[Records from a collection]
Begin

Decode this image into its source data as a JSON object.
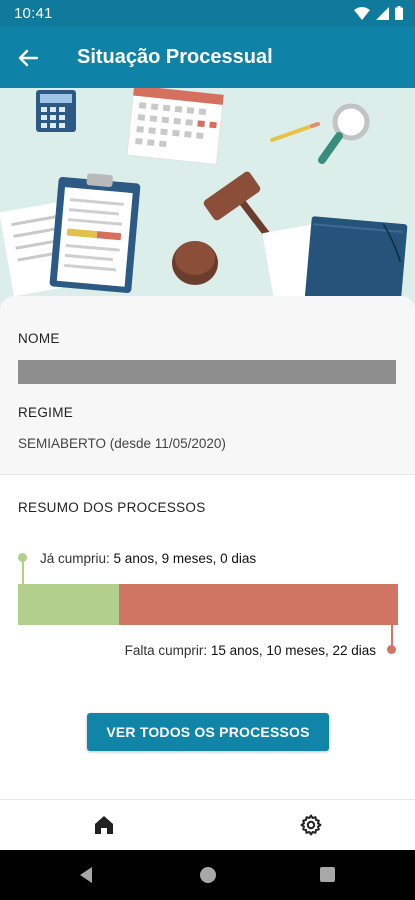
{
  "status_bar": {
    "time": "10:41"
  },
  "app_bar": {
    "title": "Situação Processual"
  },
  "colors": {
    "primary": "#0f82a8",
    "done": "#b3cf8c",
    "remaining": "#d07464"
  },
  "details": {
    "name_label": "NOME",
    "regime_label": "REGIME",
    "regime_value": "SEMIABERTO (desde 11/05/2020)"
  },
  "summary": {
    "title": "RESUMO DOS PROCESSOS",
    "served_label": "Já cumpriu:",
    "served_value": "5 anos, 9 meses, 0 dias",
    "remaining_label": "Falta cumprir:",
    "remaining_value": "15 anos, 10 meses, 22 dias",
    "served_fraction": 0.265
  },
  "action": {
    "view_all_label": "VER TODOS OS PROCESSOS"
  },
  "bottom_nav": {
    "items": [
      "home-icon",
      "gear-icon"
    ]
  }
}
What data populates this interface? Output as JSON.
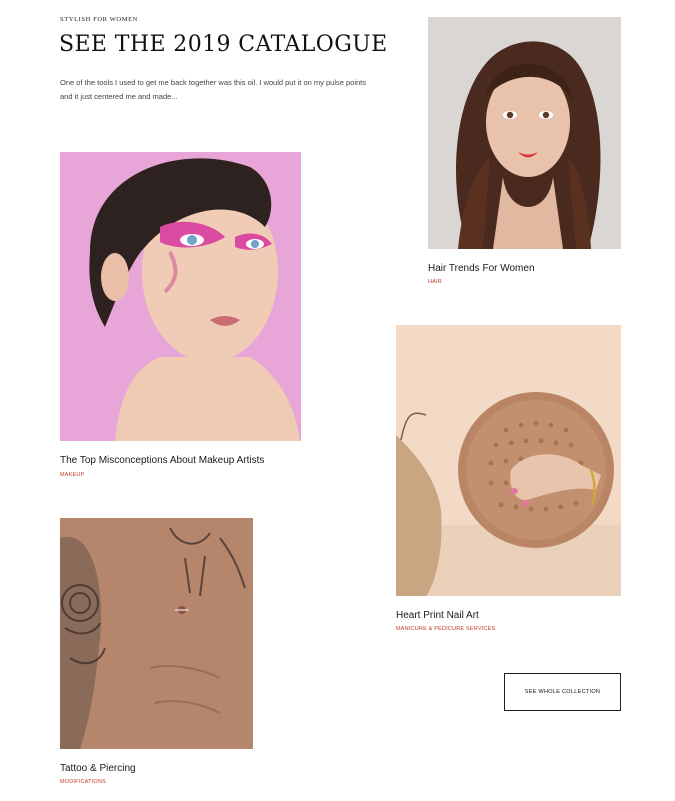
{
  "header": {
    "eyebrow": "STYLISH FOR WOMEN",
    "title": "SEE THE 2019 CATALOGUE",
    "intro": "One of the tools I used to get me back together was this oil. I would put it on my pulse points and it just centered me and made..."
  },
  "cards": [
    {
      "title": "Hair Trends For Women",
      "tag": "HAIR"
    },
    {
      "title": "The Top Misconceptions About Makeup Artists",
      "tag": "MAKEUP"
    },
    {
      "title": "Heart Print Nail Art",
      "tag": "MANICURE & PEDICURE SERVICES"
    },
    {
      "title": "Tattoo & Piercing",
      "tag": "MODIFICATIONS"
    }
  ],
  "cta": {
    "label": "SEE WHOLE COLLECTION"
  },
  "colors": {
    "accent": "#c0392b",
    "text": "#1a1a1a"
  }
}
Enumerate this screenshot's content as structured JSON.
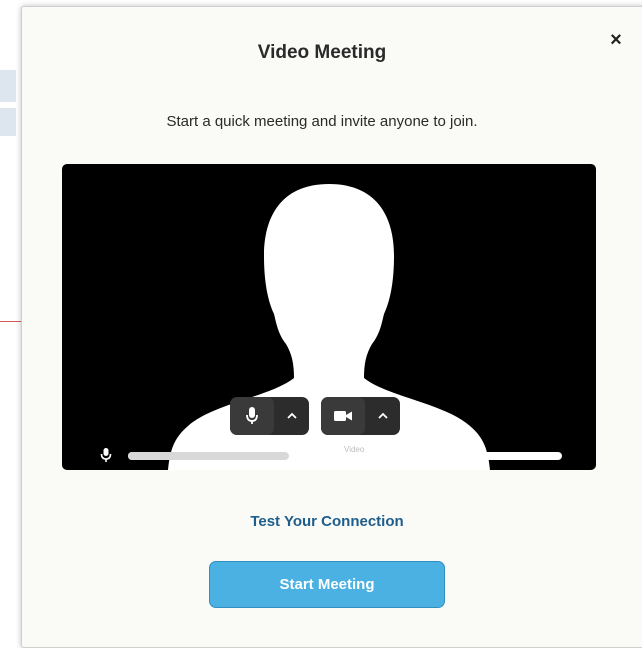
{
  "dialog": {
    "title": "Video Meeting",
    "close_glyph": "×",
    "subtitle": "Start a quick meeting and invite anyone to join."
  },
  "preview": {
    "avatar_icon": "person-silhouette-icon",
    "mic_button_icon": "microphone-icon",
    "mic_options_icon": "chevron-up-icon",
    "camera_button_icon": "video-camera-icon",
    "camera_options_icon": "chevron-up-icon",
    "camera_label": "Video",
    "audio_level_icon": "microphone-icon",
    "audio_level_fraction": 0.37
  },
  "actions": {
    "test_connection_label": "Test Your Connection",
    "start_meeting_label": "Start Meeting"
  },
  "colors": {
    "accent": "#4ab1e2",
    "link": "#1e5e8c",
    "dialog_bg": "#fafaf6",
    "video_bg": "#000000"
  }
}
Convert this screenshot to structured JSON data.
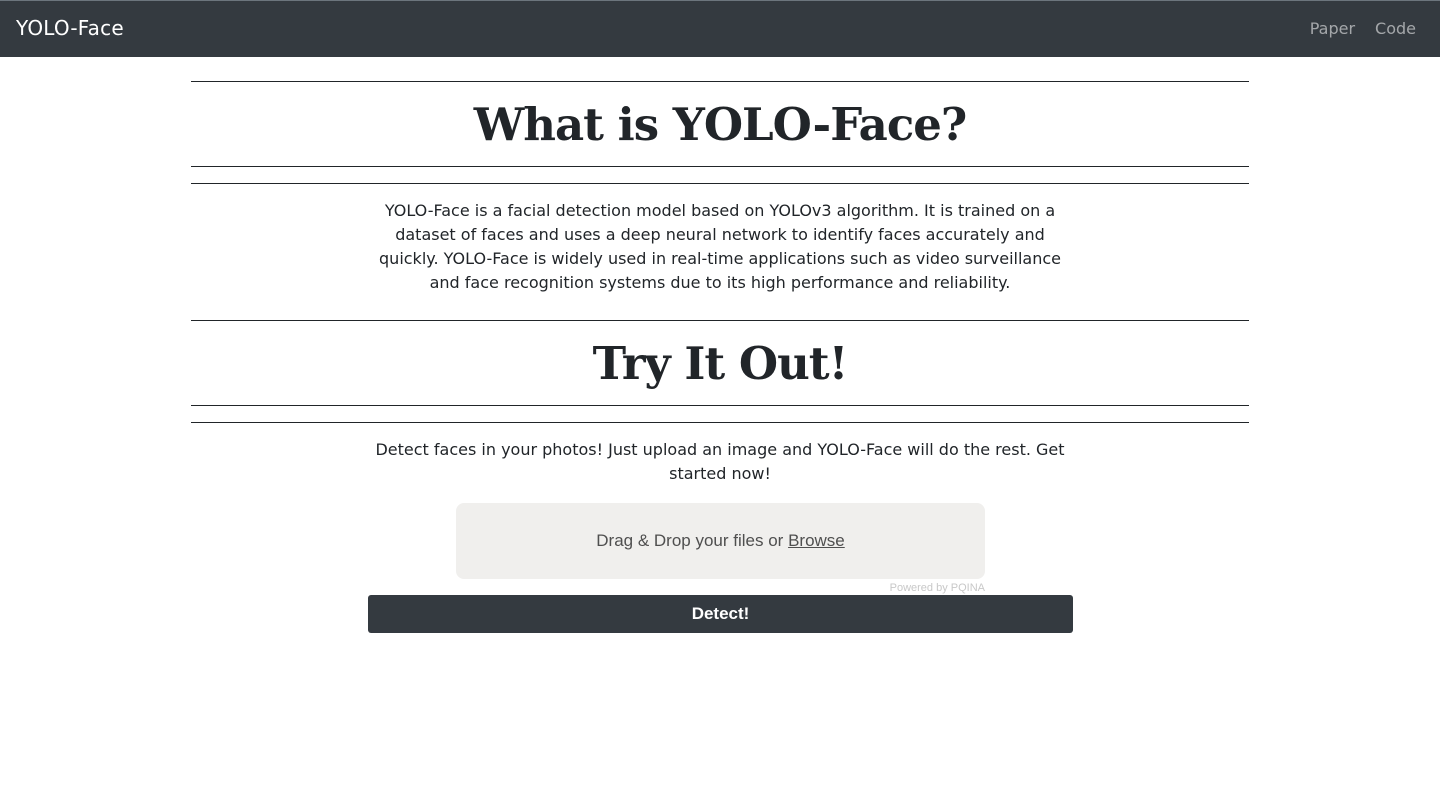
{
  "navbar": {
    "brand": "YOLO-Face",
    "links": [
      {
        "label": "Paper"
      },
      {
        "label": "Code"
      }
    ]
  },
  "about": {
    "title": "What is YOLO-Face?",
    "body": "YOLO-Face is a facial detection model based on YOLOv3 algorithm. It is trained on a dataset of faces and uses a deep neural network to identify faces accurately and quickly. YOLO-Face is widely used in real-time applications such as video surveillance and face recognition systems due to its high performance and reliability."
  },
  "try": {
    "title": "Try It Out!",
    "body": "Detect faces in your photos! Just upload an image and YOLO-Face will do the rest. Get started now!"
  },
  "upload": {
    "prompt": "Drag & Drop your files or",
    "browse_label": "Browse",
    "powered_by": "Powered by PQINA"
  },
  "detect_button": {
    "label": "Detect!"
  },
  "colors": {
    "navbar_bg": "#343a40",
    "dropzone_bg": "#f0efed",
    "button_bg": "#343a40"
  }
}
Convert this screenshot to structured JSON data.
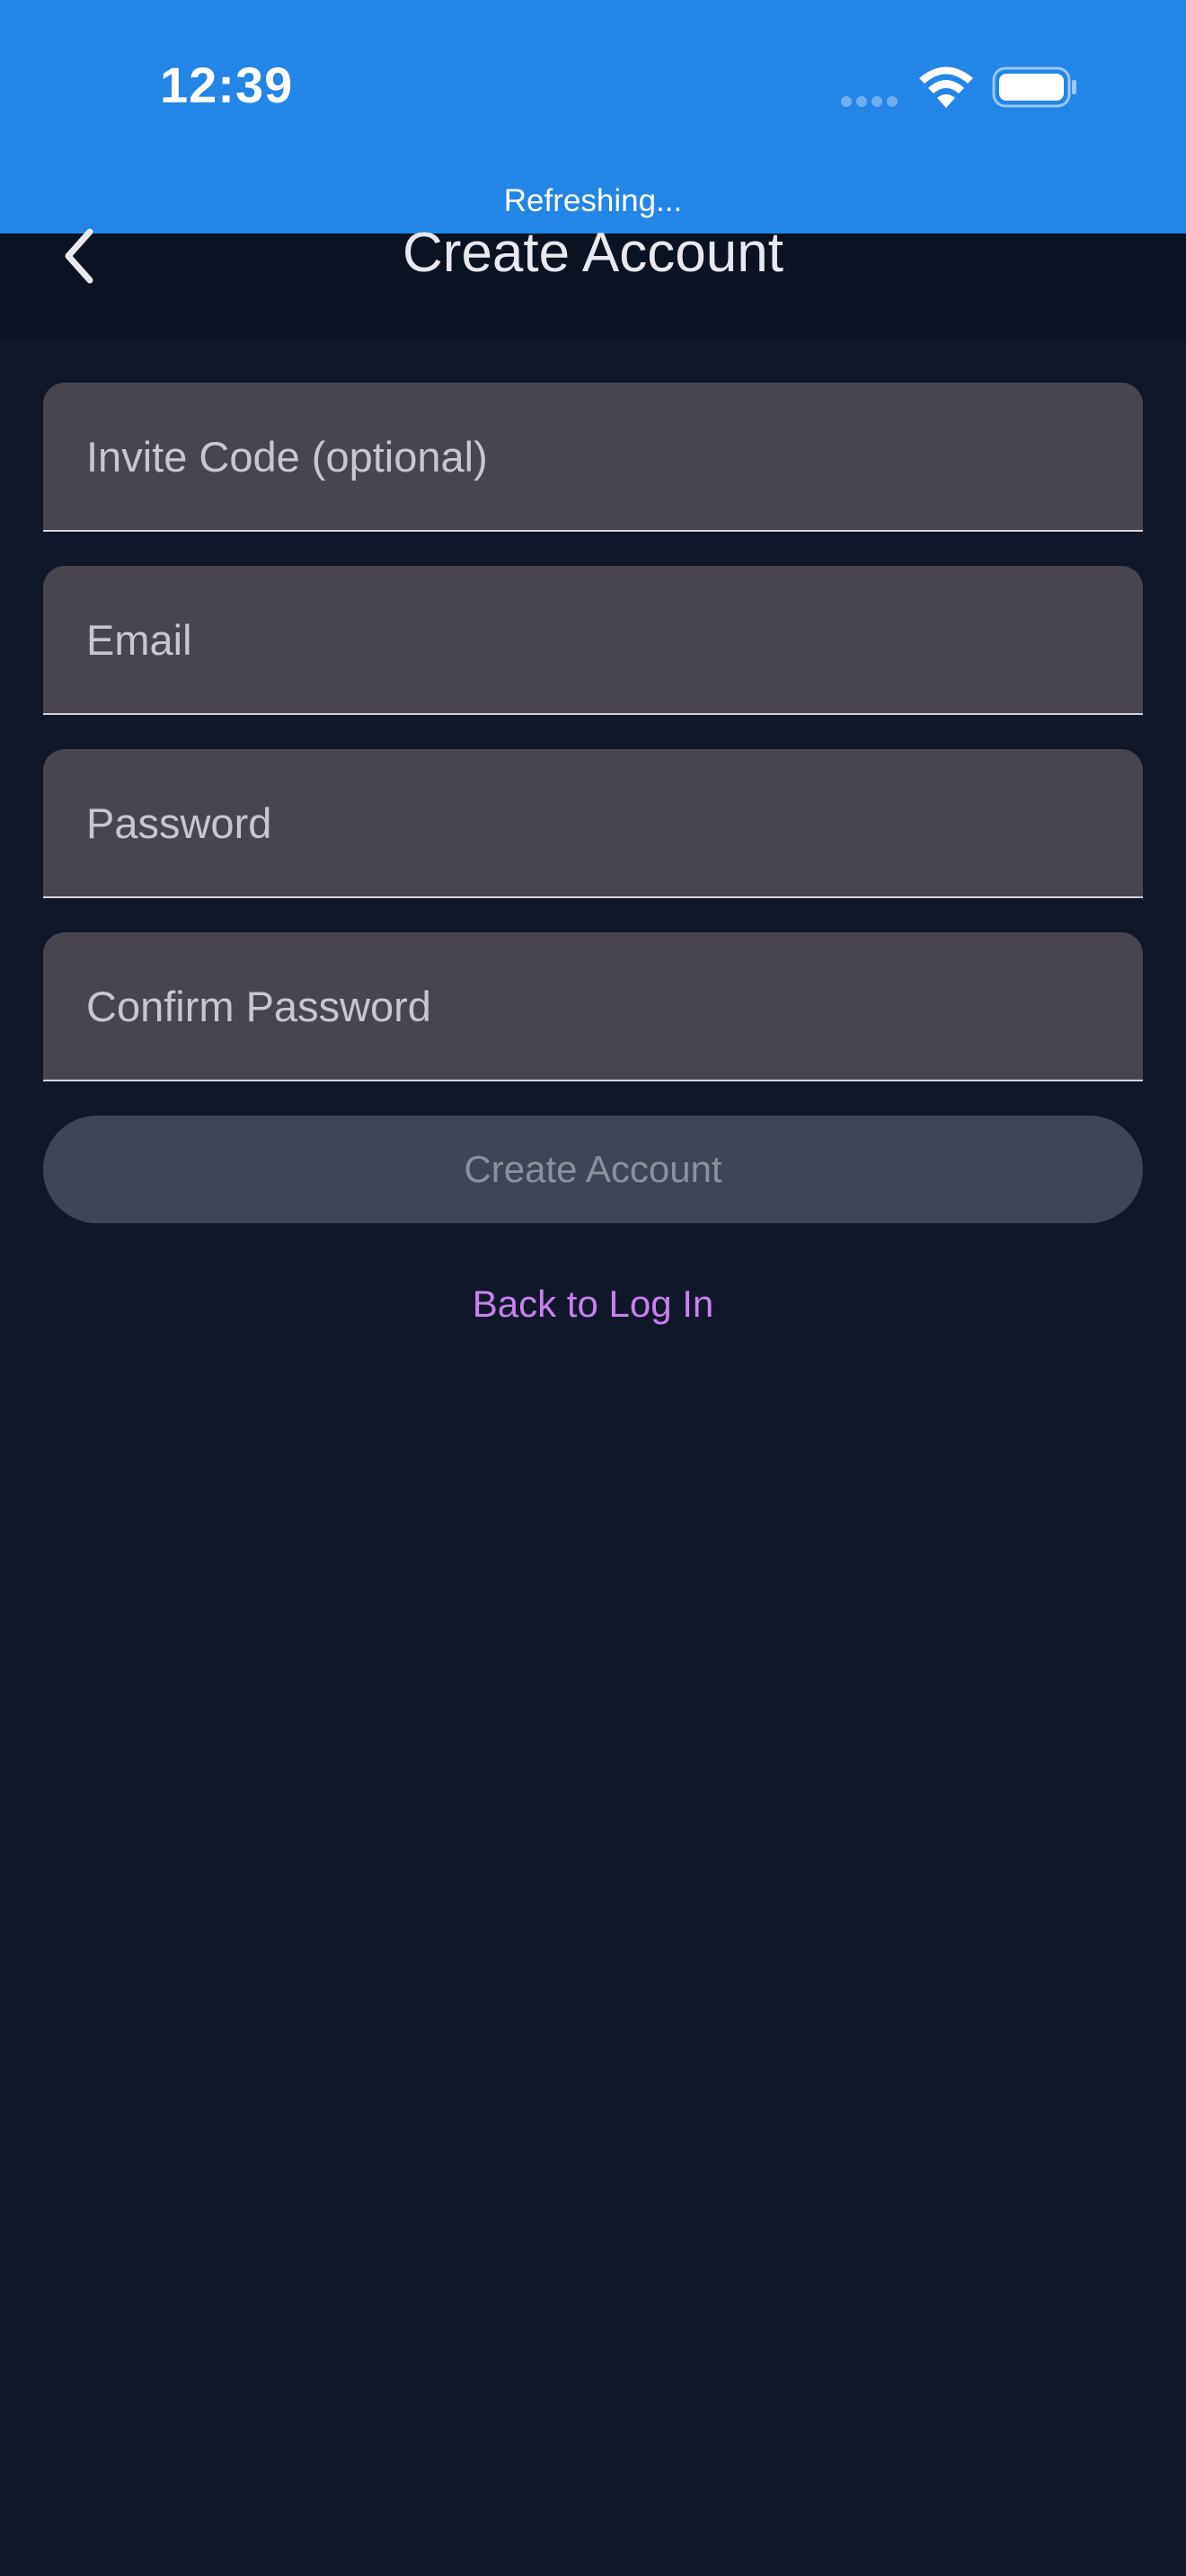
{
  "status_bar": {
    "time": "12:39",
    "refresh_text": "Refreshing...",
    "color": "#2385e6"
  },
  "header": {
    "title": "Create Account",
    "back_icon": "chevron-left-icon"
  },
  "form": {
    "invite_code": {
      "placeholder": "Invite Code (optional)",
      "value": ""
    },
    "email": {
      "placeholder": "Email",
      "value": ""
    },
    "password": {
      "placeholder": "Password",
      "value": ""
    },
    "confirm_password": {
      "placeholder": "Confirm Password",
      "value": ""
    },
    "submit_label": "Create Account",
    "submit_state": "disabled"
  },
  "links": {
    "back_to_login": "Back to Log In",
    "color": "#c782ec"
  },
  "theme": {
    "background": "#101729",
    "field_background": "#48454f"
  }
}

End

Every line in the data above that contains "What" needs to be copied.

(TASK RESPONSE):
What data populates this interface? Output as JSON.
    "title": "What is YOLO-Face?",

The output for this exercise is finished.